Source data:
* * * * *
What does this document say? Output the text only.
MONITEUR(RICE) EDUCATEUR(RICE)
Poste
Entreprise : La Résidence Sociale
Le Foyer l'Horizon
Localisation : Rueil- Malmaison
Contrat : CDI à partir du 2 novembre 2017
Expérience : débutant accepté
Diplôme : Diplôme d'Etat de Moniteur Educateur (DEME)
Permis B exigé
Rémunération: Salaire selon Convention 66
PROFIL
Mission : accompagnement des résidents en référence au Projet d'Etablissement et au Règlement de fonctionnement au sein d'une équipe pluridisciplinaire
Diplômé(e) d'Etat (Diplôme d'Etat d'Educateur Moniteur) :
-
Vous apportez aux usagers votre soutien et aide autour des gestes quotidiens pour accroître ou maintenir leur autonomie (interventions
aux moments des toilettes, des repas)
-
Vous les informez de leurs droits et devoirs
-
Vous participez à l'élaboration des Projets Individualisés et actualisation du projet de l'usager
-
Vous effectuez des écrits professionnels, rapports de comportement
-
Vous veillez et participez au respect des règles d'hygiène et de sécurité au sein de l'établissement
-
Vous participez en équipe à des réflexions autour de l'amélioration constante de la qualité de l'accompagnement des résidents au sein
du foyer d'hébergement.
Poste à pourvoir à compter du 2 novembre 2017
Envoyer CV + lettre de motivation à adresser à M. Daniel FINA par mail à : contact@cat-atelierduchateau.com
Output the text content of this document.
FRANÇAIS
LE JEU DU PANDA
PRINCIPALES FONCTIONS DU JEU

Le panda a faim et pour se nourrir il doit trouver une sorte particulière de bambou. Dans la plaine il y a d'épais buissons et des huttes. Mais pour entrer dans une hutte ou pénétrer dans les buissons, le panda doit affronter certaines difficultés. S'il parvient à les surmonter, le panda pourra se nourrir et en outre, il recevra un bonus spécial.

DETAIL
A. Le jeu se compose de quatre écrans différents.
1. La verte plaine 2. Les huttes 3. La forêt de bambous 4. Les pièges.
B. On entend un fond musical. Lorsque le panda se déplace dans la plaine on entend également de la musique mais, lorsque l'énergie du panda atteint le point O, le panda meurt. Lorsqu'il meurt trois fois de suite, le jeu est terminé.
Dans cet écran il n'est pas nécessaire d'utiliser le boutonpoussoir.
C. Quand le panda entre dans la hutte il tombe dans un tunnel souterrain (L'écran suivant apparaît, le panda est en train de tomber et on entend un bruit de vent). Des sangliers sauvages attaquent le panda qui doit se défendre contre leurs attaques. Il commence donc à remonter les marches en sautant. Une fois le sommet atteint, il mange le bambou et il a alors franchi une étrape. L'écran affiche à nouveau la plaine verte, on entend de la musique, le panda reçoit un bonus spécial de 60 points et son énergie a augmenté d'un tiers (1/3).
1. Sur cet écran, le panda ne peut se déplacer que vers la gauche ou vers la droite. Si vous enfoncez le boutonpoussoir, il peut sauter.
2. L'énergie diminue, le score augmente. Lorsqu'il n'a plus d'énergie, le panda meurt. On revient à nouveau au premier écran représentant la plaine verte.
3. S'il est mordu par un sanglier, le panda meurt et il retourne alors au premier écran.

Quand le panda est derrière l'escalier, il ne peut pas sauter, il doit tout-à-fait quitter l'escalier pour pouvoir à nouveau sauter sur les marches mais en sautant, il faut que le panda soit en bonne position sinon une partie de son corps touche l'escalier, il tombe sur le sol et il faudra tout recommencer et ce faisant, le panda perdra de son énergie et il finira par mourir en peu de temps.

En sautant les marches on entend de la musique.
* * * * *
Copy all the records above exactly, missing none.

What does this document say? Output the text only.
MONITEUR(RICE) EDUCATEUR(RICE)
Poste
Entreprise : La Résidence Sociale
Le Foyer l'Horizon
Localisation : Rueil- Malmaison
Contrat : CDI à partir du 2 novembre 2017
Expérience : débutant accepté
Diplôme : Diplôme d'Etat de Moniteur Educateur (DEME)
Permis B exigé
Rémunération: Salaire selon Convention 66
PROFIL
Mission : accompagnement des résidents en référence au Projet d'Etablissement et au Règlement de fonctionnement au sein d'une équipe pluridisciplinaire
Diplômé(e) d'Etat (Diplôme d'Etat d'Educateur Moniteur) :
-
Vous apportez aux usagers votre soutien et aide autour des gestes quotidiens pour accroître ou maintenir leur autonomie (interventions
aux moments des toilettes, des repas)
-
Vous les informez de leurs droits et devoirs
-
Vous participez à l'élaboration des Projets Individualisés et actualisation du projet de l'usager
-
Vous effectuez des écrits professionnels, rapports de comportement
-
Vous veillez et participez au respect des règles d'hygiène et de sécurité au sein de l'établissement
-
Vous participez en équipe à des réflexions autour de l'amélioration constante de la qualité de l'accompagnement des résidents au sein
du foyer d'hébergement.
Poste à pourvoir à compter du 2 novembre 2017
Envoyer CV + lettre de motivation à adresser à M. Daniel FINA par mail à : contact@cat-atelierduchateau.com
Output the text content of this document.
FRANÇAIS
LE JEU DU PANDA
PRINCIPALES FONCTIONS DU JEU

Le panda a faim et pour se nourrir il doit trouver une sorte particulière de bambou. Dans la plaine il y a d'épais buissons et des huttes. Mais pour entrer dans une hutte ou pénétrer dans les buissons, le panda doit affronter certaines difficultés. S'il parvient à les surmonter, le panda pourra se nourrir et en outre, il recevra un bonus spécial.

DETAIL
A. Le jeu se compose de quatre écrans différents.
1. La verte plaine 2. Les huttes 3. La forêt de bambous 4. Les pièges.
B. On entend un fond musical. Lorsque le panda se déplace dans la plaine on entend également de la musique mais, lorsque l'énergie du panda atteint le point O, le panda meurt. Lorsqu'il meurt trois fois de suite, le jeu est terminé.
Dans cet écran il n'est pas nécessaire d'utiliser le boutonpoussoir.
C. Quand le panda entre dans la hutte il tombe dans un tunnel souterrain (L'écran suivant apparaît, le panda est en train de tomber et on entend un bruit de vent). Des sangliers sauvages attaquent le panda qui doit se défendre contre leurs attaques. Il commence donc à remonter les marches en sautant. Une fois le sommet atteint, il mange le bambou et il a alors franchi une étrape. L'écran affiche à nouveau la plaine verte, on entend de la musique, le panda reçoit un bonus spécial de 60 points et son énergie a augmenté d'un tiers (1/3).
1. Sur cet écran, le panda ne peut se déplacer que vers la gauche ou vers la droite. Si vous enfoncez le boutonpoussoir, il peut sauter.
2. L'énergie diminue, le score augmente. Lorsqu'il n'a plus d'énergie, le panda meurt. On revient à nouveau au premier écran représentant la plaine verte.
3. S'il est mordu par un sanglier, le panda meurt et il retourne alors au premier écran.

Quand le panda est derrière l'escalier, il ne peut pas sauter, il doit tout-à-fait quitter l'escalier pour pouvoir à nouveau sauter sur les marches mais en sautant, il faut que le panda soit en bonne position sinon une partie de son corps touche l'escalier, il tombe sur le sol et il faudra tout recommencer et ce faisant, le panda perdra de son énergie et il finira par mourir en peu de temps.

En sautant les marches on entend de la musique.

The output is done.